───── RECORDS PROVIDED
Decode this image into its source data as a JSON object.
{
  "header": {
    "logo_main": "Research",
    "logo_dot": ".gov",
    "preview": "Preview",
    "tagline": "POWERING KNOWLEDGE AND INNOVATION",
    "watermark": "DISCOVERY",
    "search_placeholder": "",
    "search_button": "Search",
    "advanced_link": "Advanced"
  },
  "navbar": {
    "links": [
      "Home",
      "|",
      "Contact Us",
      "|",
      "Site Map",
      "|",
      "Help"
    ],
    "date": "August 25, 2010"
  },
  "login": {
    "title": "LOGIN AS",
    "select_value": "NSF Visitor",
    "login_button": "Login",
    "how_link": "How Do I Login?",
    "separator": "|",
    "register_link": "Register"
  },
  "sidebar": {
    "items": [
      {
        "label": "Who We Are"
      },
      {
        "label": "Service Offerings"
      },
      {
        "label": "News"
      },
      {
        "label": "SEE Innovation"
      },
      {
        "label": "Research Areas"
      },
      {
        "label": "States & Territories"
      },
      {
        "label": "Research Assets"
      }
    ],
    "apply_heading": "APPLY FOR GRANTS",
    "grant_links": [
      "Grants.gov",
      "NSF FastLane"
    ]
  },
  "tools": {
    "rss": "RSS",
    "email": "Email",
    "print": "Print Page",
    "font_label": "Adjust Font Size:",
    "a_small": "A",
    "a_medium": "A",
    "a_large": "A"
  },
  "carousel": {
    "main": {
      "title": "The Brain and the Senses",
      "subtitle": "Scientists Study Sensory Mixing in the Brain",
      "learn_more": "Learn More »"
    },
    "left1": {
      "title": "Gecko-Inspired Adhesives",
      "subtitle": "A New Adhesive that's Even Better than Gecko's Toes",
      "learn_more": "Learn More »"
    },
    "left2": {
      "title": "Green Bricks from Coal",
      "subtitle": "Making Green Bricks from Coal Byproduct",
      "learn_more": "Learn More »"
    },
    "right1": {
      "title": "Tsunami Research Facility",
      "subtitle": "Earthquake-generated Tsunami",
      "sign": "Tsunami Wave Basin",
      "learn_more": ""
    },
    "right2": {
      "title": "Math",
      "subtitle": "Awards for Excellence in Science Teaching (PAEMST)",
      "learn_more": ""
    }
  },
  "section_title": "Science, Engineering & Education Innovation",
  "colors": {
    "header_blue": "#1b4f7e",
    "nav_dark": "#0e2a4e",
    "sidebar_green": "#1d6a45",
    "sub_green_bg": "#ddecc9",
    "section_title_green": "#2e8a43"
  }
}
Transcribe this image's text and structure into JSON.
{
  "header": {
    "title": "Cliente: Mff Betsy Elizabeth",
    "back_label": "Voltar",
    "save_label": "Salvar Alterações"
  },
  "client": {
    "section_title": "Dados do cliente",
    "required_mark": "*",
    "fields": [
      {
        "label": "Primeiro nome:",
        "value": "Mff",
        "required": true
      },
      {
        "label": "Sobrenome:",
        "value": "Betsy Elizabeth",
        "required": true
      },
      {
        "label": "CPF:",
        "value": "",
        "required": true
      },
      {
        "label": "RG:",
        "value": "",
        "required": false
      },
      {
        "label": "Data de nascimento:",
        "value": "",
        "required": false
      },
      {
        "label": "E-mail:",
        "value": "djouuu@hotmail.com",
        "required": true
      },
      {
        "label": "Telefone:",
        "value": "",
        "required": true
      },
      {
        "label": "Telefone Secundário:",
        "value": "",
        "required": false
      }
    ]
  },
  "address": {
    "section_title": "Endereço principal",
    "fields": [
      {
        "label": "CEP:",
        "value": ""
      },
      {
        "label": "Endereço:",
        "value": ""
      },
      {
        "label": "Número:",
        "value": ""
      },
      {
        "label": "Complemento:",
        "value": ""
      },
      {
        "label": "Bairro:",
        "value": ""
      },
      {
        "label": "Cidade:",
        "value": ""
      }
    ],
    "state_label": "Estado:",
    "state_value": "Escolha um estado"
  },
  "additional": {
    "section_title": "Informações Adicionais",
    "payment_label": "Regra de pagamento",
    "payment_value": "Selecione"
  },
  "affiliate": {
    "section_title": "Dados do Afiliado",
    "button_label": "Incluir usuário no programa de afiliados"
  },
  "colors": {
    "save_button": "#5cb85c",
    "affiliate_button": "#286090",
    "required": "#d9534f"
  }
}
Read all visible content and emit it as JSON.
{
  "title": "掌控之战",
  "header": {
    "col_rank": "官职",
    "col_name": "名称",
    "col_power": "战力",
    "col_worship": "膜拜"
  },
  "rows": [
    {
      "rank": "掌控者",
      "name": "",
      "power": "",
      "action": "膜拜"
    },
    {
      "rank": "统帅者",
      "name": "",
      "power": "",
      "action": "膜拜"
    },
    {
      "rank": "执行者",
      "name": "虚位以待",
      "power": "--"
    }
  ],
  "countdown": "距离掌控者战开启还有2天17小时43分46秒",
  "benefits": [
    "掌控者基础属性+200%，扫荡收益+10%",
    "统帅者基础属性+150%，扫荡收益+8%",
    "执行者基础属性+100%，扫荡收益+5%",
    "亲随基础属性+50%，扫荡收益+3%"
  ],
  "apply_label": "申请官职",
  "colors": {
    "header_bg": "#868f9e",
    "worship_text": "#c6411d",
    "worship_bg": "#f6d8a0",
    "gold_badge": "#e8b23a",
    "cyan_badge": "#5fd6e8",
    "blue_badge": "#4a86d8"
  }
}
──────────
TASK PROMPT: Copy each line of the data above that holds "Dados".

SOLUTION FOR THIS TASK:
    "section_title": "Dados do cliente",
    "section_title": "Dados do Afiliado",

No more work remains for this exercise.